Goal: Among the entries below, count the lines where the string "window" occurs, and give only the number.

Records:
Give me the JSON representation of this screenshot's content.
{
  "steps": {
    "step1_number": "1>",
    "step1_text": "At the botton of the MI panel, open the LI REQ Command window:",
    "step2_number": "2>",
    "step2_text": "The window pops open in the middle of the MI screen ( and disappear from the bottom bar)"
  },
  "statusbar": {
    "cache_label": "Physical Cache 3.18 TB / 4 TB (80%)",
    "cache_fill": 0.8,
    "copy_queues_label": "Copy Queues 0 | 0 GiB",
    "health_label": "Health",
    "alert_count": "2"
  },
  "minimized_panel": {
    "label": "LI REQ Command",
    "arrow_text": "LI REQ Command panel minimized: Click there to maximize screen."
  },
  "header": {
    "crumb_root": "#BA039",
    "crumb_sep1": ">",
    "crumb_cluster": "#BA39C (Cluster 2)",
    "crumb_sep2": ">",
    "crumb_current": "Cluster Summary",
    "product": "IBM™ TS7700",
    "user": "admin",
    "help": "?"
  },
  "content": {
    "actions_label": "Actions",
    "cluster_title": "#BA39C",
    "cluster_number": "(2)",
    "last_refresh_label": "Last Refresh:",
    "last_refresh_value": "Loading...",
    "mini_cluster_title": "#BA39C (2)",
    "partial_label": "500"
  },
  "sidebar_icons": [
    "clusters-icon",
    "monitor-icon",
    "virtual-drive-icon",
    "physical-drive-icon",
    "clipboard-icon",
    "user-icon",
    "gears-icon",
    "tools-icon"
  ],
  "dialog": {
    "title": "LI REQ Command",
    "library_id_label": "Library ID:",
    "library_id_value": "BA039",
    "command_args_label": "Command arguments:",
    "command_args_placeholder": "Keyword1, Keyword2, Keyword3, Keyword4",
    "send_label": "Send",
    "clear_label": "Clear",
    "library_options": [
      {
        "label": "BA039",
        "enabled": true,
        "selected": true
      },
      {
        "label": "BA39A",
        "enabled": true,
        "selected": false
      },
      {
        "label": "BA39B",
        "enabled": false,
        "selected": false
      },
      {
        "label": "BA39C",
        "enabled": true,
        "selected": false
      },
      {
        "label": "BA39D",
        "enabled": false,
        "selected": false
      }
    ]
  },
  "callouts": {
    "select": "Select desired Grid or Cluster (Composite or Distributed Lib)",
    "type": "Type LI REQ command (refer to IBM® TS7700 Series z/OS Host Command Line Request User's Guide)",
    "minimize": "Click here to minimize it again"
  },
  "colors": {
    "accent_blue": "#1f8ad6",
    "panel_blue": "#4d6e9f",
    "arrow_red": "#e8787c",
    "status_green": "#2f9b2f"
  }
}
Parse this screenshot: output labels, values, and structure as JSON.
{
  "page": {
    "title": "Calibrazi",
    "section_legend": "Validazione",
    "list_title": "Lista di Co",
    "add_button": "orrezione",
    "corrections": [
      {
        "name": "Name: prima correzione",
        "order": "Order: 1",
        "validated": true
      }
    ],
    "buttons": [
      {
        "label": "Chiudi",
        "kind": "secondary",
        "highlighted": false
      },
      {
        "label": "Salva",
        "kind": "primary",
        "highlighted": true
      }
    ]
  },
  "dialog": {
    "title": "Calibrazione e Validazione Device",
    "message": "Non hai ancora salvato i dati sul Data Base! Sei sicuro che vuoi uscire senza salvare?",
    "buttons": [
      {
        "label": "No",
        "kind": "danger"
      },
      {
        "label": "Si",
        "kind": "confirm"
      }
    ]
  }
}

Exercise solution: 2